> EXERCISE DETAILS:
Would you restate all the data that follows, word for word?

— begin DATASET EXTRACT —

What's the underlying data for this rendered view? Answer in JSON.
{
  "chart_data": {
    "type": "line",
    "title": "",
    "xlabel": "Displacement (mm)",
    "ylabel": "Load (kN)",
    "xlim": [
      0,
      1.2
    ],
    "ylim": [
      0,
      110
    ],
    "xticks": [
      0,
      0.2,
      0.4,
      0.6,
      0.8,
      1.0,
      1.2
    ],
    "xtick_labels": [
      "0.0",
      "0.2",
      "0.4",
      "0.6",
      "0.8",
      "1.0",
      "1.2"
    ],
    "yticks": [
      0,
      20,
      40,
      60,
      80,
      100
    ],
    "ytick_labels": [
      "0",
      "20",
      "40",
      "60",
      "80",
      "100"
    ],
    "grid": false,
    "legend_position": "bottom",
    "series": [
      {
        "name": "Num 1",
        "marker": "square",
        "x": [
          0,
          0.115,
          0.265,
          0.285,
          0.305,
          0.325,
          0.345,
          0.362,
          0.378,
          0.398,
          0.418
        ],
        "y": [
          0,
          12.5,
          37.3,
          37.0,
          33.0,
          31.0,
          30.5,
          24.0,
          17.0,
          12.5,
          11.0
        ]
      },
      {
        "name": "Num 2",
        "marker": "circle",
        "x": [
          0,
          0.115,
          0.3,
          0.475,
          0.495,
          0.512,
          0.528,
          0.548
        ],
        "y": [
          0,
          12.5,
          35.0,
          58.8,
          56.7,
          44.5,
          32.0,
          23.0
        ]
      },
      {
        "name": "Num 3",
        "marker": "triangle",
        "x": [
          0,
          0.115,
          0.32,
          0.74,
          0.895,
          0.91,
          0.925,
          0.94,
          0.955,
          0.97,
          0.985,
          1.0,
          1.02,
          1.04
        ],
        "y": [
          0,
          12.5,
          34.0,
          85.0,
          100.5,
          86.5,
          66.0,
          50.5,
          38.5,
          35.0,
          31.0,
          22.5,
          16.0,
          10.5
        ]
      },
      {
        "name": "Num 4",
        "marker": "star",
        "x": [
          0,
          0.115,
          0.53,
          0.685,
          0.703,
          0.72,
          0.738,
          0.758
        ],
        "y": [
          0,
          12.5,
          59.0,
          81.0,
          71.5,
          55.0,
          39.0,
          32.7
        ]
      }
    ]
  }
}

— end DATASET EXTRACT —

> SOLUTION FOR THIS TASK:
What's the underlying data for this rendered view? Answer in JSON.
{
  "chart_data": {
    "type": "line",
    "title": "",
    "xlabel": "Displacement (mm)",
    "ylabel": "Load (kN)",
    "xlim": [
      0,
      1.2
    ],
    "ylim": [
      0,
      110
    ],
    "xticks": [
      0,
      0.2,
      0.4,
      0.6,
      0.8,
      1.0,
      1.2
    ],
    "xtick_labels": [
      "0.0",
      "0.2",
      "0.4",
      "0.6",
      "0.8",
      "1.0",
      "1.2"
    ],
    "yticks": [
      0,
      20,
      40,
      60,
      80,
      100
    ],
    "ytick_labels": [
      "0",
      "20",
      "40",
      "60",
      "80",
      "100"
    ],
    "grid": false,
    "legend_position": "bottom",
    "series": [
      {
        "name": "Num 1",
        "marker": "square",
        "x": [
          0,
          0.115,
          0.265,
          0.285,
          0.305,
          0.325,
          0.345,
          0.362,
          0.378,
          0.398,
          0.418
        ],
        "y": [
          0,
          12.5,
          37.3,
          37.0,
          33.0,
          31.0,
          30.5,
          24.0,
          17.0,
          12.5,
          11.0
        ]
      },
      {
        "name": "Num 2",
        "marker": "circle",
        "x": [
          0,
          0.115,
          0.3,
          0.475,
          0.495,
          0.512,
          0.528,
          0.548
        ],
        "y": [
          0,
          12.5,
          35.0,
          58.8,
          56.7,
          44.5,
          32.0,
          23.0
        ]
      },
      {
        "name": "Num 3",
        "marker": "triangle",
        "x": [
          0,
          0.115,
          0.32,
          0.74,
          0.895,
          0.91,
          0.925,
          0.94,
          0.955,
          0.97,
          0.985,
          1.0,
          1.02,
          1.04
        ],
        "y": [
          0,
          12.5,
          34.0,
          85.0,
          100.5,
          86.5,
          66.0,
          50.5,
          38.5,
          35.0,
          31.0,
          22.5,
          16.0,
          10.5
        ]
      },
      {
        "name": "Num 4",
        "marker": "star",
        "x": [
          0,
          0.115,
          0.53,
          0.685,
          0.703,
          0.72,
          0.738,
          0.758
        ],
        "y": [
          0,
          12.5,
          59.0,
          81.0,
          71.5,
          55.0,
          39.0,
          32.7
        ]
      }
    ]
  }
}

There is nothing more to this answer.